## RECORDS FOR THE EXERCISE
..........

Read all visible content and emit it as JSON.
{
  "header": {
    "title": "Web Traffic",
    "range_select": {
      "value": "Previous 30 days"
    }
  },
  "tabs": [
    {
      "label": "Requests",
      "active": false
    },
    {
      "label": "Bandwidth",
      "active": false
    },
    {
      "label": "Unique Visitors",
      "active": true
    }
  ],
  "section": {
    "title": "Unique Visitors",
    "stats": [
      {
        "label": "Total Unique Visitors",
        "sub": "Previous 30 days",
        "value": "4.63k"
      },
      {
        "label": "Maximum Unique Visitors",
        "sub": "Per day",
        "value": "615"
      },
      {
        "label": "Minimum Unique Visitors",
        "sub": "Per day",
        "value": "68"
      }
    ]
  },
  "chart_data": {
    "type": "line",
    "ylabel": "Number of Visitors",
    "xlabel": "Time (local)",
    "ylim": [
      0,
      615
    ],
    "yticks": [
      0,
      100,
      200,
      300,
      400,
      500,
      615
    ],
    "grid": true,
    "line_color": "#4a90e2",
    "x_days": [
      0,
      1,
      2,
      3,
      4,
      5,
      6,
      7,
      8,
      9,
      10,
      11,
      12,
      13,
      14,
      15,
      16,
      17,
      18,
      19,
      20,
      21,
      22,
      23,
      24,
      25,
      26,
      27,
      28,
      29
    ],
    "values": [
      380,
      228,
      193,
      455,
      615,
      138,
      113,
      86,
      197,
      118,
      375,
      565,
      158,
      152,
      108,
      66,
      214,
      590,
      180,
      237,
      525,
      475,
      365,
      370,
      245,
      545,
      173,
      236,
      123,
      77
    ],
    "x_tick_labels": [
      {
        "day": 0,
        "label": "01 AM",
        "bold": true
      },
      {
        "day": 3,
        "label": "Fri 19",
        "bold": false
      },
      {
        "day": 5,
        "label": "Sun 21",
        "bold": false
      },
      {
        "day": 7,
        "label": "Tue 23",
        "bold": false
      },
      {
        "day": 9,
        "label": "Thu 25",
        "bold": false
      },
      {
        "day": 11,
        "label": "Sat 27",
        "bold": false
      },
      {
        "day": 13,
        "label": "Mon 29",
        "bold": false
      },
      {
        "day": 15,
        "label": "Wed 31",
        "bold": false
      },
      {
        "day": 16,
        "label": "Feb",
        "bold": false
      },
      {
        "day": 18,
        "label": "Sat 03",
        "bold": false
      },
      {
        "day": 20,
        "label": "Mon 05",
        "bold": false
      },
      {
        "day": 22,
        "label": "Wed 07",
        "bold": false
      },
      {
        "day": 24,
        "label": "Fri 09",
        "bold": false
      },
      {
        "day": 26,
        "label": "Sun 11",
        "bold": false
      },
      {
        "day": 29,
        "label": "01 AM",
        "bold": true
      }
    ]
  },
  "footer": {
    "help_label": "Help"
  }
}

..........

## GIVEN REQUEST
The records above are to be repeated exactly, in their entirety.

## COMPLETED EXERCISE
Read all visible content and emit it as JSON.
{
  "header": {
    "title": "Web Traffic",
    "range_select": {
      "value": "Previous 30 days"
    }
  },
  "tabs": [
    {
      "label": "Requests",
      "active": false
    },
    {
      "label": "Bandwidth",
      "active": false
    },
    {
      "label": "Unique Visitors",
      "active": true
    }
  ],
  "section": {
    "title": "Unique Visitors",
    "stats": [
      {
        "label": "Total Unique Visitors",
        "sub": "Previous 30 days",
        "value": "4.63k"
      },
      {
        "label": "Maximum Unique Visitors",
        "sub": "Per day",
        "value": "615"
      },
      {
        "label": "Minimum Unique Visitors",
        "sub": "Per day",
        "value": "68"
      }
    ]
  },
  "chart_data": {
    "type": "line",
    "ylabel": "Number of Visitors",
    "xlabel": "Time (local)",
    "ylim": [
      0,
      615
    ],
    "yticks": [
      0,
      100,
      200,
      300,
      400,
      500,
      615
    ],
    "grid": true,
    "line_color": "#4a90e2",
    "x_days": [
      0,
      1,
      2,
      3,
      4,
      5,
      6,
      7,
      8,
      9,
      10,
      11,
      12,
      13,
      14,
      15,
      16,
      17,
      18,
      19,
      20,
      21,
      22,
      23,
      24,
      25,
      26,
      27,
      28,
      29
    ],
    "values": [
      380,
      228,
      193,
      455,
      615,
      138,
      113,
      86,
      197,
      118,
      375,
      565,
      158,
      152,
      108,
      66,
      214,
      590,
      180,
      237,
      525,
      475,
      365,
      370,
      245,
      545,
      173,
      236,
      123,
      77
    ],
    "x_tick_labels": [
      {
        "day": 0,
        "label": "01 AM",
        "bold": true
      },
      {
        "day": 3,
        "label": "Fri 19",
        "bold": false
      },
      {
        "day": 5,
        "label": "Sun 21",
        "bold": false
      },
      {
        "day": 7,
        "label": "Tue 23",
        "bold": false
      },
      {
        "day": 9,
        "label": "Thu 25",
        "bold": false
      },
      {
        "day": 11,
        "label": "Sat 27",
        "bold": false
      },
      {
        "day": 13,
        "label": "Mon 29",
        "bold": false
      },
      {
        "day": 15,
        "label": "Wed 31",
        "bold": false
      },
      {
        "day": 16,
        "label": "Feb",
        "bold": false
      },
      {
        "day": 18,
        "label": "Sat 03",
        "bold": false
      },
      {
        "day": 20,
        "label": "Mon 05",
        "bold": false
      },
      {
        "day": 22,
        "label": "Wed 07",
        "bold": false
      },
      {
        "day": 24,
        "label": "Fri 09",
        "bold": false
      },
      {
        "day": 26,
        "label": "Sun 11",
        "bold": false
      },
      {
        "day": 29,
        "label": "01 AM",
        "bold": true
      }
    ]
  },
  "footer": {
    "help_label": "Help"
  }
}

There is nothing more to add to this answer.